BEGIN Given entries

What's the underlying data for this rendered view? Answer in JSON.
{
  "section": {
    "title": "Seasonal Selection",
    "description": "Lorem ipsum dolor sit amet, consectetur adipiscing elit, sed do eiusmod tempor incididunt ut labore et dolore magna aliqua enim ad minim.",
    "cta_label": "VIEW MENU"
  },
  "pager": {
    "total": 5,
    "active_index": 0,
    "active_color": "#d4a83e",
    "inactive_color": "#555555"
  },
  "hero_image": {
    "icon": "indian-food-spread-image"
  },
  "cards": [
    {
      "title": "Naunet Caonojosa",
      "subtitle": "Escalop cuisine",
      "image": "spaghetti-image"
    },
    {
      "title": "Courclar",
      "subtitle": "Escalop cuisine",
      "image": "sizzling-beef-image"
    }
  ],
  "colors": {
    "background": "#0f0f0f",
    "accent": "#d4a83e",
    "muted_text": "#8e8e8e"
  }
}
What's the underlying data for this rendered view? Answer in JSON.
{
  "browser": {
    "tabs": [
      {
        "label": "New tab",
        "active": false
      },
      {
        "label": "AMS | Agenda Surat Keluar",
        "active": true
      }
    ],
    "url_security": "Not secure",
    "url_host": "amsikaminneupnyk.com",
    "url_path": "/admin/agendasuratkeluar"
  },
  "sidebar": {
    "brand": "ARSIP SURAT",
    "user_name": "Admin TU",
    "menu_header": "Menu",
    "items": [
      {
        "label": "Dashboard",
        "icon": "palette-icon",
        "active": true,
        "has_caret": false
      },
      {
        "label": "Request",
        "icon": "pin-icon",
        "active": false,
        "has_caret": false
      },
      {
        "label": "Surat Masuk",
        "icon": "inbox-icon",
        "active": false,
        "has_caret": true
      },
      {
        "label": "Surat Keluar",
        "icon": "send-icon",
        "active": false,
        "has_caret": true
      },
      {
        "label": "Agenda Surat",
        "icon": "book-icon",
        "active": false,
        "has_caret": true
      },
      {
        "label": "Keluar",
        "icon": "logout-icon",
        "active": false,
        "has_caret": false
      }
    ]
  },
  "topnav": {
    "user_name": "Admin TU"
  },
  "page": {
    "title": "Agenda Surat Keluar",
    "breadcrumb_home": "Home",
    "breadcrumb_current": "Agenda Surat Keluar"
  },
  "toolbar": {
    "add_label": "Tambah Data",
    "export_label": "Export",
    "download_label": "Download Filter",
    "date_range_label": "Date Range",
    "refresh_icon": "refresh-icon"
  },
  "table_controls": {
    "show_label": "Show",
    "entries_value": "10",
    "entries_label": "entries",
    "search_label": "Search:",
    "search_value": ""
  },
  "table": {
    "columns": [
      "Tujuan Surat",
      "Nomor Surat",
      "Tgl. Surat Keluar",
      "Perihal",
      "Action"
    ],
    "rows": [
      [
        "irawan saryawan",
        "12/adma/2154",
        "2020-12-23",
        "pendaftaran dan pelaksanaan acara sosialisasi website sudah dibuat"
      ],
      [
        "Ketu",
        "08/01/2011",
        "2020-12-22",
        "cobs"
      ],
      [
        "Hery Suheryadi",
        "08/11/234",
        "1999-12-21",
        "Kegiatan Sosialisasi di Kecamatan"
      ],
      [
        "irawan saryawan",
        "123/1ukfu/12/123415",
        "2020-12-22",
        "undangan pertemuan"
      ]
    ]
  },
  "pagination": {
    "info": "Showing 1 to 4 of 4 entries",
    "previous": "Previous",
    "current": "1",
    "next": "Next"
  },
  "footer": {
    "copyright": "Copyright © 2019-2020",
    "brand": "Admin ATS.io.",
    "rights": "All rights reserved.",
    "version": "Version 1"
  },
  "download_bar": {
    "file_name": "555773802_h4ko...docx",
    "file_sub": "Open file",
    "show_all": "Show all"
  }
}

END Given entries

# Problem requirements
Copy out each line exactly.

# Correct response
What's the underlying data for this rendered view? Answer in JSON.
{
  "section": {
    "title": "Seasonal Selection",
    "description": "Lorem ipsum dolor sit amet, consectetur adipiscing elit, sed do eiusmod tempor incididunt ut labore et dolore magna aliqua enim ad minim.",
    "cta_label": "VIEW MENU"
  },
  "pager": {
    "total": 5,
    "active_index": 0,
    "active_color": "#d4a83e",
    "inactive_color": "#555555"
  },
  "hero_image": {
    "icon": "indian-food-spread-image"
  },
  "cards": [
    {
      "title": "Naunet Caonojosa",
      "subtitle": "Escalop cuisine",
      "image": "spaghetti-image"
    },
    {
      "title": "Courclar",
      "subtitle": "Escalop cuisine",
      "image": "sizzling-beef-image"
    }
  ],
  "colors": {
    "background": "#0f0f0f",
    "accent": "#d4a83e",
    "muted_text": "#8e8e8e"
  }
}
What's the underlying data for this rendered view? Answer in JSON.
{
  "browser": {
    "tabs": [
      {
        "label": "New tab",
        "active": false
      },
      {
        "label": "AMS | Agenda Surat Keluar",
        "active": true
      }
    ],
    "url_security": "Not secure",
    "url_host": "amsikaminneupnyk.com",
    "url_path": "/admin/agendasuratkeluar"
  },
  "sidebar": {
    "brand": "ARSIP SURAT",
    "user_name": "Admin TU",
    "menu_header": "Menu",
    "items": [
      {
        "label": "Dashboard",
        "icon": "palette-icon",
        "active": true,
        "has_caret": false
      },
      {
        "label": "Request",
        "icon": "pin-icon",
        "active": false,
        "has_caret": false
      },
      {
        "label": "Surat Masuk",
        "icon": "inbox-icon",
        "active": false,
        "has_caret": true
      },
      {
        "label": "Surat Keluar",
        "icon": "send-icon",
        "active": false,
        "has_caret": true
      },
      {
        "label": "Agenda Surat",
        "icon": "book-icon",
        "active": false,
        "has_caret": true
      },
      {
        "label": "Keluar",
        "icon": "logout-icon",
        "active": false,
        "has_caret": false
      }
    ]
  },
  "topnav": {
    "user_name": "Admin TU"
  },
  "page": {
    "title": "Agenda Surat Keluar",
    "breadcrumb_home": "Home",
    "breadcrumb_current": "Agenda Surat Keluar"
  },
  "toolbar": {
    "add_label": "Tambah Data",
    "export_label": "Export",
    "download_label": "Download Filter",
    "date_range_label": "Date Range",
    "refresh_icon": "refresh-icon"
  },
  "table_controls": {
    "show_label": "Show",
    "entries_value": "10",
    "entries_label": "entries",
    "search_label": "Search:",
    "search_value": ""
  },
  "table": {
    "columns": [
      "Tujuan Surat",
      "Nomor Surat",
      "Tgl. Surat Keluar",
      "Perihal",
      "Action"
    ],
    "rows": [
      [
        "irawan saryawan",
        "12/adma/2154",
        "2020-12-23",
        "pendaftaran dan pelaksanaan acara sosialisasi website sudah dibuat"
      ],
      [
        "Ketu",
        "08/01/2011",
        "2020-12-22",
        "cobs"
      ],
      [
        "Hery Suheryadi",
        "08/11/234",
        "1999-12-21",
        "Kegiatan Sosialisasi di Kecamatan"
      ],
      [
        "irawan saryawan",
        "123/1ukfu/12/123415",
        "2020-12-22",
        "undangan pertemuan"
      ]
    ]
  },
  "pagination": {
    "info": "Showing 1 to 4 of 4 entries",
    "previous": "Previous",
    "current": "1",
    "next": "Next"
  },
  "footer": {
    "copyright": "Copyright © 2019-2020",
    "brand": "Admin ATS.io.",
    "rights": "All rights reserved.",
    "version": "Version 1"
  },
  "download_bar": {
    "file_name": "555773802_h4ko...docx",
    "file_sub": "Open file",
    "show_all": "Show all"
  }
}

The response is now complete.